[Stored entries]
— begin —

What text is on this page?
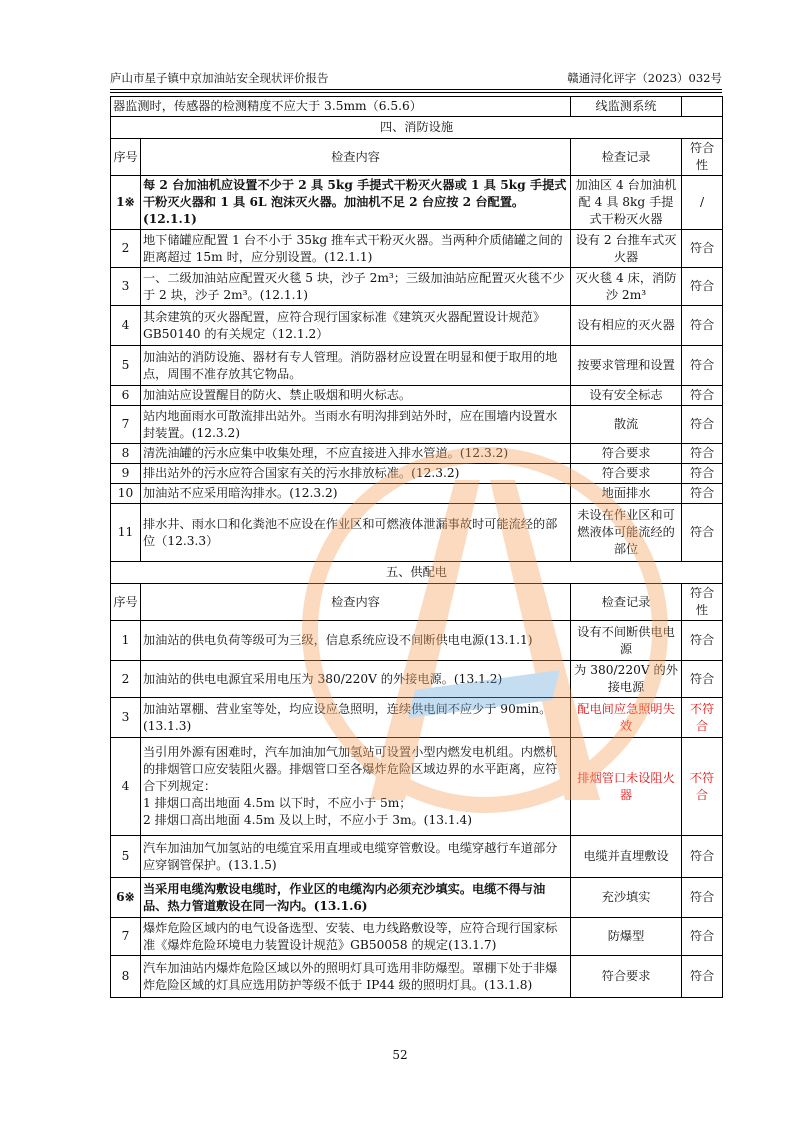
庐山市星子镇中京加油站安全现状评价报告	赣通浔化评字（2023）032号
器监测时，传感器的检测精度不应大于 3.5mm（6.5.6）		线监测系统	
四、消防设施			
序号	检查内容	检查记录	符合性
1※	每 2 台加油机应设置不少于 2 具 5kg 手提式干粉灭火器或 1 具 5kg 手提式干粉灭火器和 1 具 6L 泡沫灭火器。加油机不足 2 台应按 2 台配置。(12.1.1)	加油区 4 台加油机配 4 具 8kg 手提式干粉灭火器	/
2	地下储罐应配置 1 台不小于 35kg 推车式干粉灭火器。当两种介质储罐之间的距离超过 15m 时，应分别设置。(12.1.1)	设有 2 台推车式灭火器	符合
3	一、二级加油站应配置灭火毯 5 块，沙子 2m³；三级加油站应配置灭火毯不少于 2 块，沙子 2m³。(12.1.1)	灭火毯 4 床，消防沙 2m³	符合
4	其余建筑的灭火器配置，应符合现行国家标准《建筑灭火器配置设计规范》GB50140 的有关规定（12.1.2）	设有相应的灭火器	符合
5	加油站的消防设施、器材有专人管理。消防器材应设置在明显和便于取用的地点，周围不准存放其它物品。	按要求管理和设置	符合
6	加油站应设置醒目的防火、禁止吸烟和明火标志。	设有安全标志	符合
7	站内地面雨水可散流排出站外。当雨水有明沟排到站外时，应在围墙内设置水封装置。(12.3.2)	散流	符合
8	清洗油罐的污水应集中收集处理，不应直接进入排水管道。(12.3.2)	符合要求	符合
9	排出站外的污水应符合国家有关的污水排放标准。(12.3.2)	符合要求	符合
10	加油站不应采用暗沟排水。(12.3.2)	地面排水	符合
11	排水井、雨水口和化粪池不应设在作业区和可燃液体泄漏事故时可能流经的部位（12.3.3）	未设在作业区和可燃液体可能流经的部位	符合
五、供配电			
序号	检查内容	检查记录	符合性
1	加油站的供电负荷等级可为三级，信息系统应设不间断供电电源(13.1.1)	设有不间断供电电源	符合
2	加油站的供电电源宜采用电压为 380/220V 的外接电源。(13.1.2)	为 380/220V 的外接电源	符合
3	加油站罩棚、营业室等处，均应设应急照明，连续供电间不应少于 90min。(13.1.3)	配电间应急照明失效	不符合
4	当引用外源有困难时，汽车加油加气加氢站可设置小型内燃发电机组。内燃机的排烟管口应安装阻火器。排烟管口至各爆炸危险区域边界的水平距离，应符合下列规定：
1 排烟口高出地面 4.5m 以下时，不应小于 5m；
2 排烟口高出地面 4.5m 及以上时，不应小于 3m。(13.1.4)	排烟管口未设阻火器	不符合
5	汽车加油加气加氢站的电缆宜采用直埋或电缆穿管敷设。电缆穿越行车道部分应穿钢管保护。(13.1.5)	电缆并直埋敷设	符合
6※	当采用电缆沟敷设电缆时，作业区的电缆沟内必须充沙填实。电缆不得与油品、热力管道敷设在同一沟内。(13.1.6)	充沙填实	符合
7	爆炸危险区域内的电气设备选型、安装、电力线路敷设等，应符合现行国家标准《爆炸危险环境电力装置设计规范》GB50058 的规定(13.1.7)	防爆型	符合
8	汽车加油站内爆炸危险区域以外的照明灯具可选用非防爆型。罩棚下处于非爆炸危险区域的灯具应选用防护等级不低于 IP44 级的照明灯具。(13.1.8)	符合要求	符合
52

— end —

__Directive__
Give the number of lines in the records that contain the string "应符合现行国家标准", and nothing besides.

__Answer for the task__
2